● TESTO FORNITO:
+++
Dare allo sport italiano regole chiare e strumenti concreti, quello che si prefigge la Confederazione Italiana dello Sport-Confcommercio Imprese per l’Italia, l’organismo di rappresentanza delle realtà sportive nazionali e territoriali, fondata da Asc (Attività Sportive Confederate) e Fiis (Federazione Italiana Imprenditori Sportivi).

E a Palermo, nella sede delle Confcommercio, si è tenuto un convegno “Il Ccnl dello Sport e il welfare contrattuale nel settore sportivo”, promosso proprio da Asc insieme a Confcommercio Palermo, Fiis ed EbiSport che ha fatto il punto sul contratto di lavoro del comparto e sulle prospettive dello sport in Sicilia.
+++
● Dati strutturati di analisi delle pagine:

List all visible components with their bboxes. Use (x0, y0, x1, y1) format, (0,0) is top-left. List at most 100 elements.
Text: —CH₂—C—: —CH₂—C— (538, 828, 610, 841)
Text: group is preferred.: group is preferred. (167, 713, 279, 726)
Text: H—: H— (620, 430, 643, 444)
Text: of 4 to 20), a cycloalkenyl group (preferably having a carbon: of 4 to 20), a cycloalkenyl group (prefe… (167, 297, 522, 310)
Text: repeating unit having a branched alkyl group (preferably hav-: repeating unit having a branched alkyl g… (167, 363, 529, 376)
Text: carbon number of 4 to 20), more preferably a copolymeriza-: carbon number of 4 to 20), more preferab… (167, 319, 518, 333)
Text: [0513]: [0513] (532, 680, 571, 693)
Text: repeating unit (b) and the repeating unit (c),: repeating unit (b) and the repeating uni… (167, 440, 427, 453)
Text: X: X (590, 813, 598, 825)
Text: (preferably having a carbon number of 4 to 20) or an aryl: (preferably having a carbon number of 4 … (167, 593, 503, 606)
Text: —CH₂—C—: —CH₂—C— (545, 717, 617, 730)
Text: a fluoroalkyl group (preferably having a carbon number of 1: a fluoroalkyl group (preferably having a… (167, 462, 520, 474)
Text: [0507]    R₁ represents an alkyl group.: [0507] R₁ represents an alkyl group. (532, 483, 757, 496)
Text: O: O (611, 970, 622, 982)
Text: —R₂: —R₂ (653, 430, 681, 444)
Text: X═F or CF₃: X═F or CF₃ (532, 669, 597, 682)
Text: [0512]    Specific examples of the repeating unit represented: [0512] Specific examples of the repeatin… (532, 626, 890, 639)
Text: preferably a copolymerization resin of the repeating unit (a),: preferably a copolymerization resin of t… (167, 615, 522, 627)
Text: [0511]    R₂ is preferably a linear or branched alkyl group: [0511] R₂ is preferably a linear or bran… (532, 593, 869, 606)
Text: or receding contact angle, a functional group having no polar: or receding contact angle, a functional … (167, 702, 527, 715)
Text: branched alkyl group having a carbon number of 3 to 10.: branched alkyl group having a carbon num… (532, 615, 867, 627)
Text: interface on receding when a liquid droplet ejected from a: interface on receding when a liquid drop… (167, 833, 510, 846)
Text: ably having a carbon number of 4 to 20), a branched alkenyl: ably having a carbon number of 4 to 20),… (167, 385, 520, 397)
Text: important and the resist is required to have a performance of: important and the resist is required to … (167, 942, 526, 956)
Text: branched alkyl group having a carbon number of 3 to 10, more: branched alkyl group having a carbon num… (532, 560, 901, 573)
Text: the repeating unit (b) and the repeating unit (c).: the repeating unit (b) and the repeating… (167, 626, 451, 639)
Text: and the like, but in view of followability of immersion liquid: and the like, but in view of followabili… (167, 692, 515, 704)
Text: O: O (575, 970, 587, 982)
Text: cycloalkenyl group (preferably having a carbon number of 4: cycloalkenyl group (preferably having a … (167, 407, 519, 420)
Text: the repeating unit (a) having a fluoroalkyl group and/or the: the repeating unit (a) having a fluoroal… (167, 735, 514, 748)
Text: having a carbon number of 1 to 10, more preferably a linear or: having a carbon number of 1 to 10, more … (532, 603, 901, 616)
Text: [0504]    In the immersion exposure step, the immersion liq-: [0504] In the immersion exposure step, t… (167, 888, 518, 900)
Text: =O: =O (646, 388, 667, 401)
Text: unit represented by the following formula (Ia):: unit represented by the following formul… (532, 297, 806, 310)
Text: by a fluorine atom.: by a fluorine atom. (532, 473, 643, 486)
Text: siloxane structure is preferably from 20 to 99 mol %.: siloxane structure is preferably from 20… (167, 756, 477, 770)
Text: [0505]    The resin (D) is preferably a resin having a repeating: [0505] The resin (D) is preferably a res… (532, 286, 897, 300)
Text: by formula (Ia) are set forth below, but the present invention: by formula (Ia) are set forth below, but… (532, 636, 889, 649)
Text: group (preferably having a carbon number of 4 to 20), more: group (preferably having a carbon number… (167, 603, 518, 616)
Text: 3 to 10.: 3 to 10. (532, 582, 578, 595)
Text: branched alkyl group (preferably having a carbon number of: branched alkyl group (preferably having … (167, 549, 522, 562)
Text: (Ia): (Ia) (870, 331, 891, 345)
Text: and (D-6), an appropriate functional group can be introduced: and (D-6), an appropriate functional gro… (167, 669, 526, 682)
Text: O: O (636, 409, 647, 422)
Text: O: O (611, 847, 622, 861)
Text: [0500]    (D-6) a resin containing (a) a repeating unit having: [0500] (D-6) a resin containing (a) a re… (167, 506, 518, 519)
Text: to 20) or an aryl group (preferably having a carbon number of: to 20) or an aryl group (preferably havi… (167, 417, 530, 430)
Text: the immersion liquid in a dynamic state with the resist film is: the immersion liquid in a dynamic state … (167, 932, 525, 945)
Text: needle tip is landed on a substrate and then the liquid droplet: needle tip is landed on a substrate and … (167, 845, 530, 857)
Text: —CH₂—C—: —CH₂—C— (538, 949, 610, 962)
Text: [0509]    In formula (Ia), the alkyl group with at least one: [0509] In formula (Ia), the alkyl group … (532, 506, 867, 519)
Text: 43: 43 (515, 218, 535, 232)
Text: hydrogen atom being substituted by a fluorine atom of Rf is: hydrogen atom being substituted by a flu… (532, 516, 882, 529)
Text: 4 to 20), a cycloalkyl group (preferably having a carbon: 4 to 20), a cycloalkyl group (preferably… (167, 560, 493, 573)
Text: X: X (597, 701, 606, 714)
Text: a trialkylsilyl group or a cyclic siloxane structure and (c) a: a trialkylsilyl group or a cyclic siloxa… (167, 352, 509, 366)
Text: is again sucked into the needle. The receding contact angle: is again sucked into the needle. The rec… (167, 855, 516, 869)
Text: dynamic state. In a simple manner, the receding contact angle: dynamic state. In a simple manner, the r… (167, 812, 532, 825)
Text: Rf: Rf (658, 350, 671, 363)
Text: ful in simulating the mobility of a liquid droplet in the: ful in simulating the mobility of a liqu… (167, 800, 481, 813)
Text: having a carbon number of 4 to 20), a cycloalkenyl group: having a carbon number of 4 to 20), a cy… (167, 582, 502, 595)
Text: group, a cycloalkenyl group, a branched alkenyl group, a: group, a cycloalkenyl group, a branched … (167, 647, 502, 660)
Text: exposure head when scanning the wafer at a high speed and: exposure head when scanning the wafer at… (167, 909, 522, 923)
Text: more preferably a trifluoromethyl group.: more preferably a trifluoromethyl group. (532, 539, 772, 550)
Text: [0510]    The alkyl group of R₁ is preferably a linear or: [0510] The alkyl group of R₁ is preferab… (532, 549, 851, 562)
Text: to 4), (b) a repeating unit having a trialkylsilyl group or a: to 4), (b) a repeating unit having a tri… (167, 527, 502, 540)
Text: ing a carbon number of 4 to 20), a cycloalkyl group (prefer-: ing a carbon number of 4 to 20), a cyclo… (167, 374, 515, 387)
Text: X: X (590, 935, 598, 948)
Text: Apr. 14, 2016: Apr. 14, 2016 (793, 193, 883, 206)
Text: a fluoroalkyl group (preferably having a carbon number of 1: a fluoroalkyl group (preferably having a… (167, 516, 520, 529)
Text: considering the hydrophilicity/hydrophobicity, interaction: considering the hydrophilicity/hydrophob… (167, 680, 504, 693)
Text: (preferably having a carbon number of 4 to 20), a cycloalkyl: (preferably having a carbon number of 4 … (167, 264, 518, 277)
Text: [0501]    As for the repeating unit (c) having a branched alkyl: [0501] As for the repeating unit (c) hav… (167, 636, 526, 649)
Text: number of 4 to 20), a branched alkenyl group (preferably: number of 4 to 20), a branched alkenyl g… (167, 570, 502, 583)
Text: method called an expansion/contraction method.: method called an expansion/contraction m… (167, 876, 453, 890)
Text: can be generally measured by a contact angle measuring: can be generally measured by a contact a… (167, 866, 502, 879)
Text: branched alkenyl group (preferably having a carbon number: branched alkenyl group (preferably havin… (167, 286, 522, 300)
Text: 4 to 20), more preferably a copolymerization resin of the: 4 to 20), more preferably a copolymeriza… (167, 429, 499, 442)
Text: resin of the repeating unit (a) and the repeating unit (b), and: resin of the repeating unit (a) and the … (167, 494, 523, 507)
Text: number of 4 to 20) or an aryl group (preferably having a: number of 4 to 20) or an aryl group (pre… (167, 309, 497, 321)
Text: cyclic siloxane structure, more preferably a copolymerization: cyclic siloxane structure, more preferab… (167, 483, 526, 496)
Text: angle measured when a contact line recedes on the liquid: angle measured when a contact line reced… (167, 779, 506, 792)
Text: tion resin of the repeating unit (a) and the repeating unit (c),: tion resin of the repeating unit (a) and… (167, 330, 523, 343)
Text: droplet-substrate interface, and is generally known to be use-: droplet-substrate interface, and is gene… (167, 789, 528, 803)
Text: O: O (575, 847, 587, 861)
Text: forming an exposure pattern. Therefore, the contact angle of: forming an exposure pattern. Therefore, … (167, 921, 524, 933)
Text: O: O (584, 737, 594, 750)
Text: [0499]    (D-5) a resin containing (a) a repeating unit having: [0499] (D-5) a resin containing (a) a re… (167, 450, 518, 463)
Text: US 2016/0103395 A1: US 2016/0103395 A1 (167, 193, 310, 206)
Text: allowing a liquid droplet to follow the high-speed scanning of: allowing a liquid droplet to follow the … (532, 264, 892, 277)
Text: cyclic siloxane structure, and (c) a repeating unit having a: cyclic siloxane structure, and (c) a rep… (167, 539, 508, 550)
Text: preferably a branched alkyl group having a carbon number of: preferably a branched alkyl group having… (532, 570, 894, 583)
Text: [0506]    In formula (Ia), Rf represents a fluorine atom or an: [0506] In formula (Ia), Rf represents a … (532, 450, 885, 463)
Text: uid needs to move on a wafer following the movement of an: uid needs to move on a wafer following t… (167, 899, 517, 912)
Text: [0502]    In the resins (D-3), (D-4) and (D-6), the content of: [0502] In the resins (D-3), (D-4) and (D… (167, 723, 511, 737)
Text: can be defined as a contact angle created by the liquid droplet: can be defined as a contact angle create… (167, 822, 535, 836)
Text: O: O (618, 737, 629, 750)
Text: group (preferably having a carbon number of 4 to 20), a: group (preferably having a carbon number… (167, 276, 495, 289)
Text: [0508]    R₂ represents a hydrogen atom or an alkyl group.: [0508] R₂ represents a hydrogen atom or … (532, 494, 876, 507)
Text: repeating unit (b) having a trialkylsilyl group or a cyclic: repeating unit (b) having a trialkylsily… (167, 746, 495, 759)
+++
● COMPITI DELL'ESERCIZIO:
A. Secondo il testo sulla Confederazione Italiana dello Sport, da quali organizzazioni è stata fondata la Confederazione?
B. Traduci in inglese questa frase del testo sulla Confederazione Italiana dello Sport: "Dare allo sport italiano regole chiare e strumenti concreti, quello che si prefigge la Confederazione Italiana dello Sport-Confcommercio Imprese per l’Italia, l’organismo di rappresentanza delle realtà sportive nazionali e territoriali, fondata da Asc (Attività Sportive Confederate) e Fiis (Federazione Italiana Imprenditori Sportivi)."
C. Scrivi il seguito del testo sulla Confederazione Italiana dello Sport, partendo dopo la sua ultima frase.
Le righe non hanno alcun legame con il testo sulla Confederazione Italiana dello Sport.

● SOLUZIONI DELL'ESERCIZIO:
A. Da Asc (Attività Sportive Confederate) e Fiis (Federazione Italiana Imprenditori Sportivi).

B. Giving Italian sport clear rules and concrete tools: this is the aim of the Italian Sports Confederation-Confcommercio Imprese per l’Italia, the body representing national and local sports organizations, founded by Asc (Attività Sportive Confederate) and Fiis (Federazione Italiana Imprenditori Sportivi).

C.
Dopo i saluti istituzionali di Patrizia Di Dio, presidente Confcommercio Palermo e vicepresidente della Confcommercio nazionale; del sindaco di Palermo Lagalla affiancato dagli assessori Alessandro Anello (Sport) e Giuliano Forzinetti (Attività Produttive), via agli interventi da Maria Cecilia Morandini, presidente della Confederazione dello Sport e presidente nazionale di Asc; a Fabio Gioia, vicepresidente Confcommercio Palermo, delegato Coni e presidente Asc Sicilia; Alessandro Londi, presidente Fiis e Valter Vieri, presidente Ebisport e conclusione del convegno affidata a Vincenzo Costa, direttore generale Confcommercio Palermo.